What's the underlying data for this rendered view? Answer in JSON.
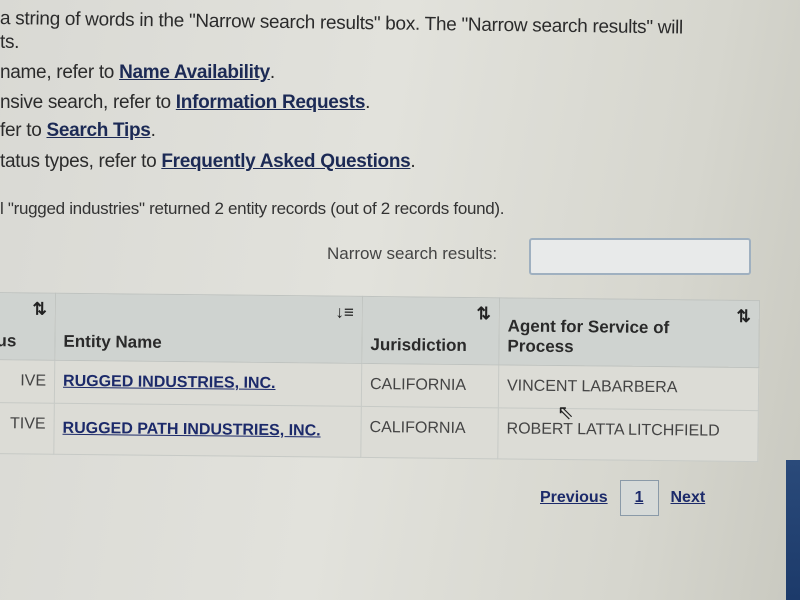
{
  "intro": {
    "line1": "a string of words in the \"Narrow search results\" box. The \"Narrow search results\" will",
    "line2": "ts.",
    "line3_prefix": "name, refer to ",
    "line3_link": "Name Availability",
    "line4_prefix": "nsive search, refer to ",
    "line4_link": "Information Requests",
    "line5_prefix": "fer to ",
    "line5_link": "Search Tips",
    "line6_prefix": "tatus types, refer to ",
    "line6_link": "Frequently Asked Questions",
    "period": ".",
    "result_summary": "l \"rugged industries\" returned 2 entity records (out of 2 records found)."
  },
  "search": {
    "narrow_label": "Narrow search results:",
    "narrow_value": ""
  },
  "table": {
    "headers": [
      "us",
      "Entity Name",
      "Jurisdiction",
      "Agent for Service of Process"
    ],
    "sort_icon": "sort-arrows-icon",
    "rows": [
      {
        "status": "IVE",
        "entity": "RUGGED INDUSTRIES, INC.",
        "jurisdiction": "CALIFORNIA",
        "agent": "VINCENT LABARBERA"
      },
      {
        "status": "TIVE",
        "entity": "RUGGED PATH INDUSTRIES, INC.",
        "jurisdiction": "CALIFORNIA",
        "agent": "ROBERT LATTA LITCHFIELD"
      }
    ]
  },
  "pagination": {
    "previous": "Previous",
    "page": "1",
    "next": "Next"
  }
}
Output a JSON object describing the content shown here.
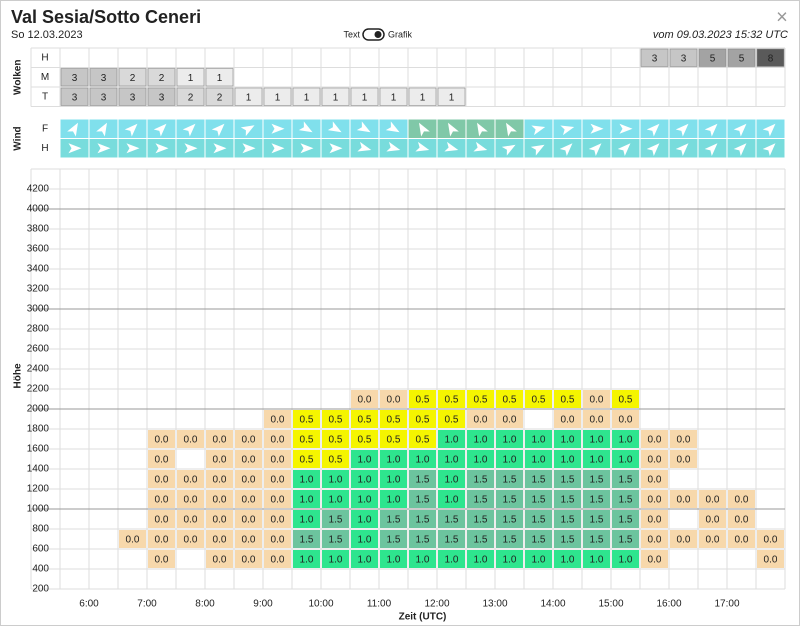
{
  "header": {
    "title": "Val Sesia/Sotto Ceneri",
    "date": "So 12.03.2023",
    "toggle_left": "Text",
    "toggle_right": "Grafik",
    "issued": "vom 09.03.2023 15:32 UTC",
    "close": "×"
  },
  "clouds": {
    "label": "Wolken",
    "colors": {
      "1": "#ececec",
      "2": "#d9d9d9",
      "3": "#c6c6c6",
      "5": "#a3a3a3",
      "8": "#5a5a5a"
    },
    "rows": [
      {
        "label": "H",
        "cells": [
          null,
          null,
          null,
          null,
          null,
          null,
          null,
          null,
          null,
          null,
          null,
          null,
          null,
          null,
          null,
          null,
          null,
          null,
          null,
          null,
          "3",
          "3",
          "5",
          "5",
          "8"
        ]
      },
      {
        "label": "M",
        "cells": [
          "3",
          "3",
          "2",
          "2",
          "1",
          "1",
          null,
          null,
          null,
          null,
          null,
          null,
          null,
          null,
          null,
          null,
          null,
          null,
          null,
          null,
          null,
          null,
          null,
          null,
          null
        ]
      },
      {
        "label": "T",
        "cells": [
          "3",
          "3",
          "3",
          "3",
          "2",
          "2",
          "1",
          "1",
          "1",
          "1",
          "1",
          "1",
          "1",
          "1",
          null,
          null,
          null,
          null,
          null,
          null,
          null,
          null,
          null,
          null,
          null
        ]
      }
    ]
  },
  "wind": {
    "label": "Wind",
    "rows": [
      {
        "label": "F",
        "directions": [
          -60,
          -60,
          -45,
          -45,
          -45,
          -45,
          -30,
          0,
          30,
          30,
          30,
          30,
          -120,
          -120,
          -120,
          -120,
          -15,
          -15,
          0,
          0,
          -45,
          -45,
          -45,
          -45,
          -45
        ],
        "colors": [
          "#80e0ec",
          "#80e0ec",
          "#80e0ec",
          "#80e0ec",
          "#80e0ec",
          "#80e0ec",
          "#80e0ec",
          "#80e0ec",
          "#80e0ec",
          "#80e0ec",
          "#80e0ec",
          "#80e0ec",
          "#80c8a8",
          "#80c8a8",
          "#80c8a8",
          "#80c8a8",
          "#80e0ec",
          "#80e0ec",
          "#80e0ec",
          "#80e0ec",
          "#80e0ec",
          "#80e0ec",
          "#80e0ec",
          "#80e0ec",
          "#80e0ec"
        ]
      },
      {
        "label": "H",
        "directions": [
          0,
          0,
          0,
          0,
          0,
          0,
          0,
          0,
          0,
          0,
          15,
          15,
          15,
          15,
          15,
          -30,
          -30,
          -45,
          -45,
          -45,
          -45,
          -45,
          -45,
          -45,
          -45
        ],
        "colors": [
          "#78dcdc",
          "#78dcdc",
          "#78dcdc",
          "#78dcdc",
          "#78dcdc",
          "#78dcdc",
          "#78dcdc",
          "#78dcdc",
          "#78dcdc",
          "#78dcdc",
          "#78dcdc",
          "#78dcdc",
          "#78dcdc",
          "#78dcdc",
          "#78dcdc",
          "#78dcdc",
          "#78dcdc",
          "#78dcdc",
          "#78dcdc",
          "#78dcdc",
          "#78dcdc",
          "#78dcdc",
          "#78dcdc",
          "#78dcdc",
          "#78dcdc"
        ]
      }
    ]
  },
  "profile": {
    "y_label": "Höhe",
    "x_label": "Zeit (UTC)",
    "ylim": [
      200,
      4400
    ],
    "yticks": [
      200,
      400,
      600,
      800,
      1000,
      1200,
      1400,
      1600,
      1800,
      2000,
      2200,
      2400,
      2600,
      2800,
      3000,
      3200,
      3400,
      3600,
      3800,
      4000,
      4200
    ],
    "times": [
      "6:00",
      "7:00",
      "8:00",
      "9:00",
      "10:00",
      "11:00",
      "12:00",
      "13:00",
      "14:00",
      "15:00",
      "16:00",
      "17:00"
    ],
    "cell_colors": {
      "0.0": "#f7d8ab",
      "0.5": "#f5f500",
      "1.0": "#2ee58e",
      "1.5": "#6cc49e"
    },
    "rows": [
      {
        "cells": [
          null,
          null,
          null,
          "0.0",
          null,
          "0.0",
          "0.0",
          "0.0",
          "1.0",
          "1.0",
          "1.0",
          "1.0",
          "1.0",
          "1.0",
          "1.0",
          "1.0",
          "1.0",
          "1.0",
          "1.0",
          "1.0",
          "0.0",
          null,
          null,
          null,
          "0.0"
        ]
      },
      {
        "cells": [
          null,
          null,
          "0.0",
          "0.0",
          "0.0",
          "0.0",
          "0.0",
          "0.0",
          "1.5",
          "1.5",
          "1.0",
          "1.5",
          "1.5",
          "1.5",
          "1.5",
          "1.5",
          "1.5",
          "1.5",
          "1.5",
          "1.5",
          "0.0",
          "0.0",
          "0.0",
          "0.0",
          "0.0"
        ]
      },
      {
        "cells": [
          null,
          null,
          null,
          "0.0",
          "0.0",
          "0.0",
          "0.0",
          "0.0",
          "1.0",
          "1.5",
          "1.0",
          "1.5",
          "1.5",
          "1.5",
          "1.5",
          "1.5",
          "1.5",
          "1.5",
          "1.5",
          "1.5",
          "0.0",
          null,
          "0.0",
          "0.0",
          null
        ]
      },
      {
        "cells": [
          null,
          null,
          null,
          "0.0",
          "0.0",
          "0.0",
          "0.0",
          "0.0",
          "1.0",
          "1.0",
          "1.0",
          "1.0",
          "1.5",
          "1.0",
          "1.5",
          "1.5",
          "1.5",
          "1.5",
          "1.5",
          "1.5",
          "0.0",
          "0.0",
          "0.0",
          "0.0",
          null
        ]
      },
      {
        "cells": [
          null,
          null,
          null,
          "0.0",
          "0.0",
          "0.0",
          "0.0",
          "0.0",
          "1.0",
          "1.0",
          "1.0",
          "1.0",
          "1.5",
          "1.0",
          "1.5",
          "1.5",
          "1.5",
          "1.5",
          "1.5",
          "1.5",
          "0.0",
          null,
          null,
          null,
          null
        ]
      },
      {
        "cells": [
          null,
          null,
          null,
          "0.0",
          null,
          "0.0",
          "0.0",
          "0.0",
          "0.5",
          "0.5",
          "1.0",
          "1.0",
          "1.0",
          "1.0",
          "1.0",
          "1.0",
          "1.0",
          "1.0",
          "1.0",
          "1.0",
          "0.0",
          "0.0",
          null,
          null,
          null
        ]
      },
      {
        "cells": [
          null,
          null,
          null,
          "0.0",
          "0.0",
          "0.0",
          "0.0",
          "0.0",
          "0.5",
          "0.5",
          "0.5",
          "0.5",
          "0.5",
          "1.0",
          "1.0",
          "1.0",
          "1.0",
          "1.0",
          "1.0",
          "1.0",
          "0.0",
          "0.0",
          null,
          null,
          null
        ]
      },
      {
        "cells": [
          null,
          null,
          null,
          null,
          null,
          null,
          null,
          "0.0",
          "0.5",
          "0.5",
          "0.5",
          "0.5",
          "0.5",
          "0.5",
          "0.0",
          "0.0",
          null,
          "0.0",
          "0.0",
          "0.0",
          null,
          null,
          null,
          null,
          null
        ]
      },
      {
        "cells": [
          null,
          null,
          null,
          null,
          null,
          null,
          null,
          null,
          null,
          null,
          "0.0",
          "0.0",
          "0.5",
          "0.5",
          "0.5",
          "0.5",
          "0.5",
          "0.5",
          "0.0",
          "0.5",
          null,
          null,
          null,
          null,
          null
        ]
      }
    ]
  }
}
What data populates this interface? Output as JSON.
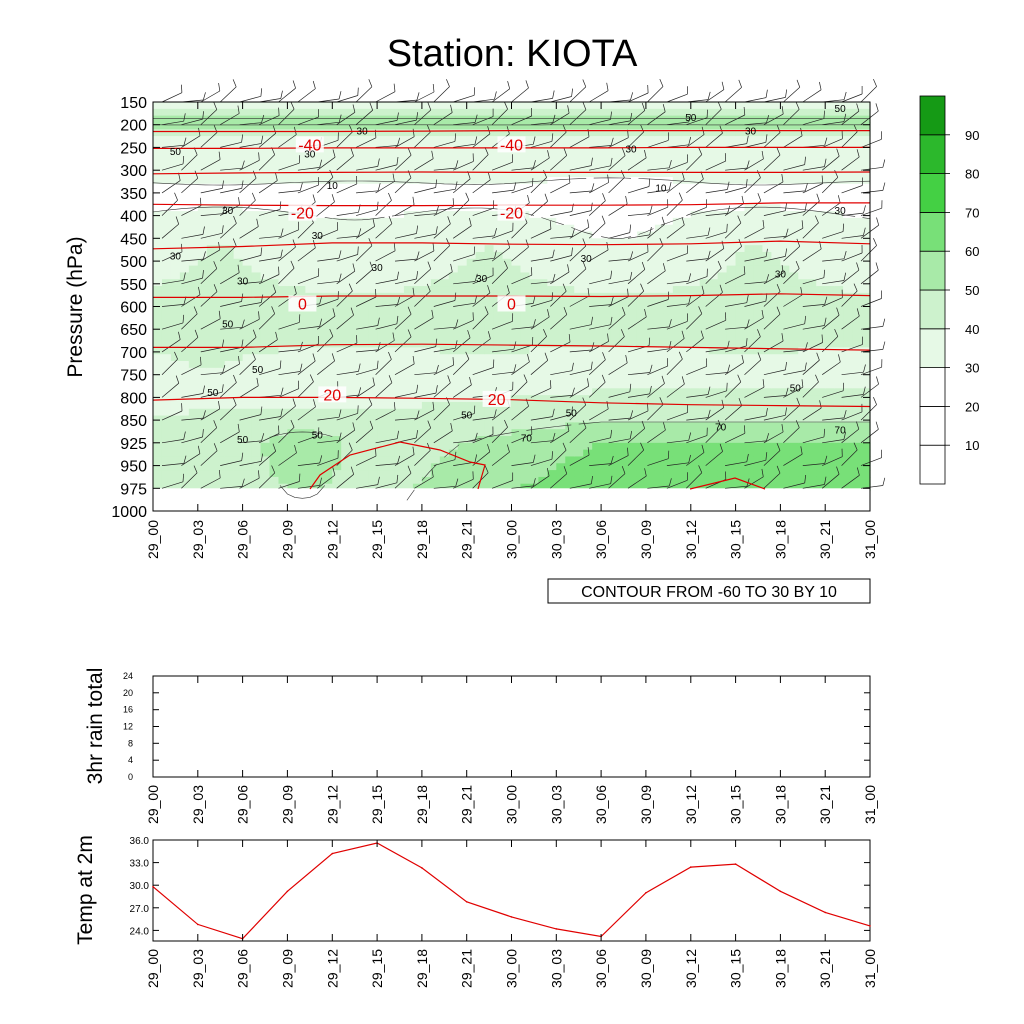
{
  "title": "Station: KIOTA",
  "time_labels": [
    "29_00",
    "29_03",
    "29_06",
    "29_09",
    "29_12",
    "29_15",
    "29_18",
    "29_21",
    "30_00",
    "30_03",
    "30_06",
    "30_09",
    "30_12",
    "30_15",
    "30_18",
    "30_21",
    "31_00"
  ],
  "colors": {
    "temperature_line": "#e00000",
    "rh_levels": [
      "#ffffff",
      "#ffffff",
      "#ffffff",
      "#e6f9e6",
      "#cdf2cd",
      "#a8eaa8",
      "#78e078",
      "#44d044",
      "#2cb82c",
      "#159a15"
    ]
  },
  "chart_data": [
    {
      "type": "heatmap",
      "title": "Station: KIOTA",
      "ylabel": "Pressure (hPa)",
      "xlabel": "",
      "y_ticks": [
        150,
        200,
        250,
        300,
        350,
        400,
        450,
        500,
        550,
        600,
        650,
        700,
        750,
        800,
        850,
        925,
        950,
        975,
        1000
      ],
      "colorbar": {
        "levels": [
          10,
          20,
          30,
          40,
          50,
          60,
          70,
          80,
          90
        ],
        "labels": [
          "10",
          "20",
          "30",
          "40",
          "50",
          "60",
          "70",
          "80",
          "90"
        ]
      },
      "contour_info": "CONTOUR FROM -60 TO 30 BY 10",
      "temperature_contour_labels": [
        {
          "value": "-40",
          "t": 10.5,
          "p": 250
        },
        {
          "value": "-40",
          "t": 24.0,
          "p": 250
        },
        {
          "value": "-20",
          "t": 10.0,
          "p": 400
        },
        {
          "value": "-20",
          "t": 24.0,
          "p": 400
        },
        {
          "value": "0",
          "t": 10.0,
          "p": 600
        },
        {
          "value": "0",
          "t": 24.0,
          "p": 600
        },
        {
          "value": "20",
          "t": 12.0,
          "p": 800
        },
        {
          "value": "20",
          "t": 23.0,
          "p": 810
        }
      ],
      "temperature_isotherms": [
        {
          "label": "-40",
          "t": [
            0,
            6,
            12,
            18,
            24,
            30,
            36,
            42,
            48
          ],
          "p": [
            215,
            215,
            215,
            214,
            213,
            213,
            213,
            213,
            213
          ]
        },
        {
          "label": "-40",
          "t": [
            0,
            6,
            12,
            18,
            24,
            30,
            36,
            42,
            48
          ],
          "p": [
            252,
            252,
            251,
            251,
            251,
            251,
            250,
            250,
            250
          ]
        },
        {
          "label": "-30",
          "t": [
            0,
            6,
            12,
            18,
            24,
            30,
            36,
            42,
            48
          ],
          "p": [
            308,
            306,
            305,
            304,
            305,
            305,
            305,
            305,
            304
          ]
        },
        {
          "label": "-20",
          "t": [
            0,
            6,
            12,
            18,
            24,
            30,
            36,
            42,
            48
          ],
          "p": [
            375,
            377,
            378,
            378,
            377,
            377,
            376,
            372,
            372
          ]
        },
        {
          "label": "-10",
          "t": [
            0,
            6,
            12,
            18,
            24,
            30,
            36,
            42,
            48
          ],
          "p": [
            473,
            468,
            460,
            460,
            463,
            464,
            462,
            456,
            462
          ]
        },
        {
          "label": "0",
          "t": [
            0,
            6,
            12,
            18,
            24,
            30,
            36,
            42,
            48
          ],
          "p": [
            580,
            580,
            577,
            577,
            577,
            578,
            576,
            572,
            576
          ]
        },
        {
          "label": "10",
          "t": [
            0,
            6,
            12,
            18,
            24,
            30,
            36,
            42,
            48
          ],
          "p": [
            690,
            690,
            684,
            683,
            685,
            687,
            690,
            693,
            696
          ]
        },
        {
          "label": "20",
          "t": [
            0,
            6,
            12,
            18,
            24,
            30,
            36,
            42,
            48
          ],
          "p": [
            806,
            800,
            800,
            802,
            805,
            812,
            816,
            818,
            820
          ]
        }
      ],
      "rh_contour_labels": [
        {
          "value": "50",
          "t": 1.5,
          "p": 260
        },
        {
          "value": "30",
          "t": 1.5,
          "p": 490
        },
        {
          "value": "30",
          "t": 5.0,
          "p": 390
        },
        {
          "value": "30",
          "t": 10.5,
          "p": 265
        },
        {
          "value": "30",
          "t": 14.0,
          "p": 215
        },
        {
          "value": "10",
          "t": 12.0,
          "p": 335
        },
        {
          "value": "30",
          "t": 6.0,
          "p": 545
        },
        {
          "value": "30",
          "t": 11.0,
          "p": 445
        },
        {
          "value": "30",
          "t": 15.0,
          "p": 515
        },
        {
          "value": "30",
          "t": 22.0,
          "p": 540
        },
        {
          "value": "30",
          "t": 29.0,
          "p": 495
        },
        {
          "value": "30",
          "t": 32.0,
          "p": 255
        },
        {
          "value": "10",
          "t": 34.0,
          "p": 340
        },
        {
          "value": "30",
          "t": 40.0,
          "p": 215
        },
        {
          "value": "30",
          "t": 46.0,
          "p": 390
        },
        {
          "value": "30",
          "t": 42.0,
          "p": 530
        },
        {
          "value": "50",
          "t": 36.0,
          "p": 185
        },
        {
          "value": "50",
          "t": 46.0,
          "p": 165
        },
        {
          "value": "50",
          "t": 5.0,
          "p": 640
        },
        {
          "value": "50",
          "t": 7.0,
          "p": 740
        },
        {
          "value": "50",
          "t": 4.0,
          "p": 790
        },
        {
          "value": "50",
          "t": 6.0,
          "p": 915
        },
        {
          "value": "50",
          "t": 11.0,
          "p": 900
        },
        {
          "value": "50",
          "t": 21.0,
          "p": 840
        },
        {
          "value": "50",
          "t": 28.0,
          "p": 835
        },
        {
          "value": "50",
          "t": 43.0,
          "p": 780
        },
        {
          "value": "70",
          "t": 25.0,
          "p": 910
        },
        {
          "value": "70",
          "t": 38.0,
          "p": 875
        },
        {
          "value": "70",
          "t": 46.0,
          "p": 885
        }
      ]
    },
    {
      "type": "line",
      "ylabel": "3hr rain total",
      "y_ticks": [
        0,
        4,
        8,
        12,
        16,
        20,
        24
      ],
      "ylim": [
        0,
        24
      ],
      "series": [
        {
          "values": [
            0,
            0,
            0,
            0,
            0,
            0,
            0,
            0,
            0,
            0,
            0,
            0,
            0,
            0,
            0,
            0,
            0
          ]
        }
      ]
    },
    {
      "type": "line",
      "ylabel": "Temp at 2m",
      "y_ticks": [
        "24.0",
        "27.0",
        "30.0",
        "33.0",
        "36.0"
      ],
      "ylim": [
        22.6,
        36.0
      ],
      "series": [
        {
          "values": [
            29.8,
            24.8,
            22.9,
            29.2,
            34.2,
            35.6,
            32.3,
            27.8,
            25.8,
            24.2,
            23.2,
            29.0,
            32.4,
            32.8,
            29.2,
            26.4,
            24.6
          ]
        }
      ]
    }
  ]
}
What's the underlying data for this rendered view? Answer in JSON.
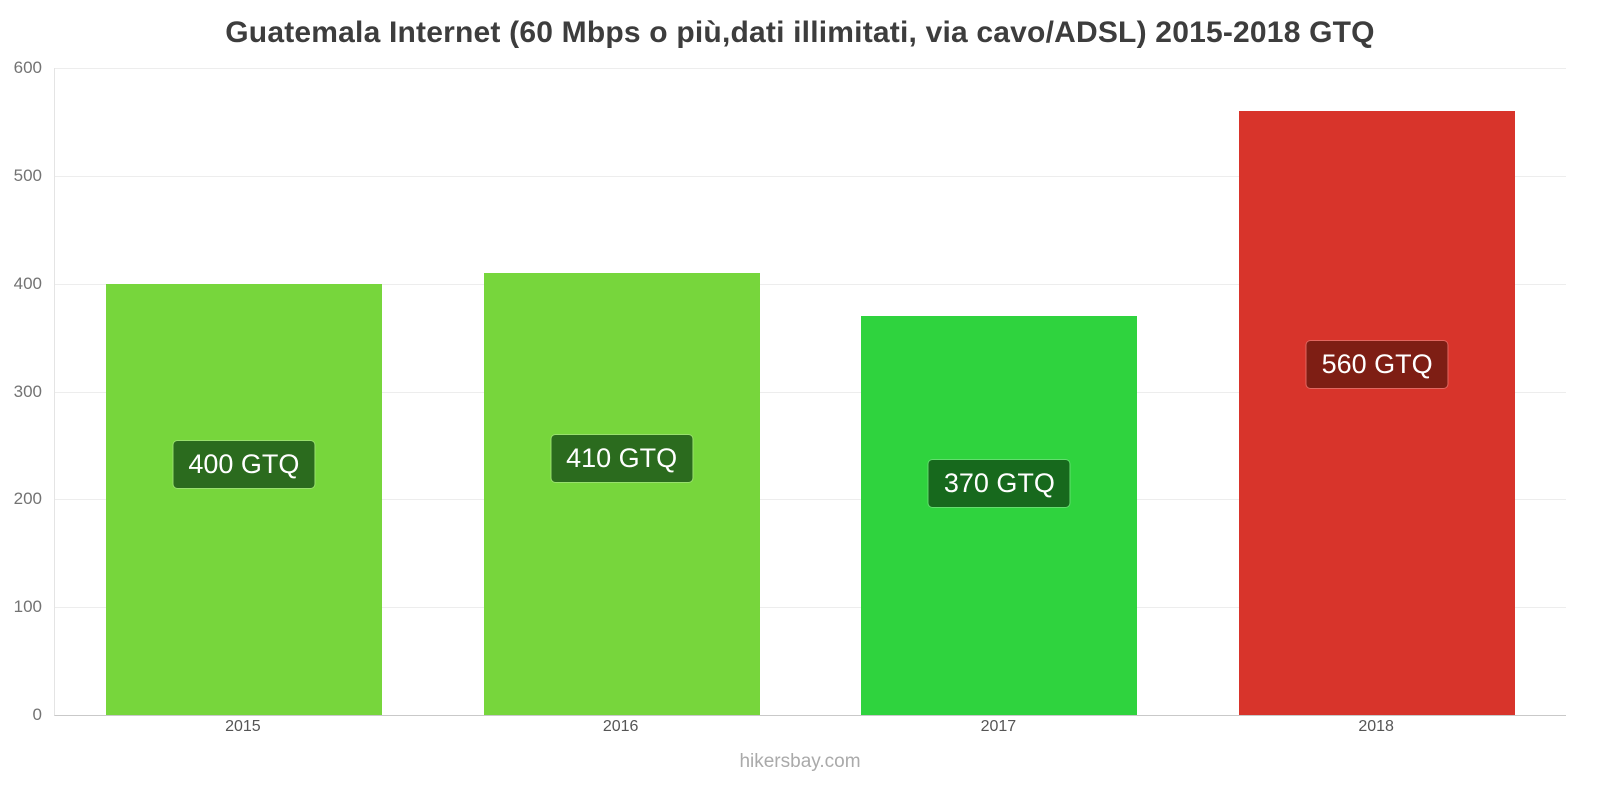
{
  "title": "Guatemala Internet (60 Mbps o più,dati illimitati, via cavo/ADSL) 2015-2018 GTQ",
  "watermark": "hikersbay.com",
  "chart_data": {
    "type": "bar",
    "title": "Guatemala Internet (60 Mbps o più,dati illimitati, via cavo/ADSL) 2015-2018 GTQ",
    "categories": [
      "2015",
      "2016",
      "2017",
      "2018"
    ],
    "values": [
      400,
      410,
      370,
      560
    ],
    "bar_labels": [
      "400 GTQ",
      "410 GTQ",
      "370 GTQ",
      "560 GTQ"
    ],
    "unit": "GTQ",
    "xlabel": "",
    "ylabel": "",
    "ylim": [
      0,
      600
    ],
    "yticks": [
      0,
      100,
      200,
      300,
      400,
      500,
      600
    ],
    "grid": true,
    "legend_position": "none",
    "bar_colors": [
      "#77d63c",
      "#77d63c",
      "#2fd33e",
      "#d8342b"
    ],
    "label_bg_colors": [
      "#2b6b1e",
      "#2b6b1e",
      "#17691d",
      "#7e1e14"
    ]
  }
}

○ ○ ○ ○ ○

→ What you will do
Return each line in the records that holds the string "refer".

→ Task answer
    "line3_prefix": "name, refer to ",
    "line4_prefix": "nsive search, refer to ",
    "line6_prefix": "tatus types, refer to ",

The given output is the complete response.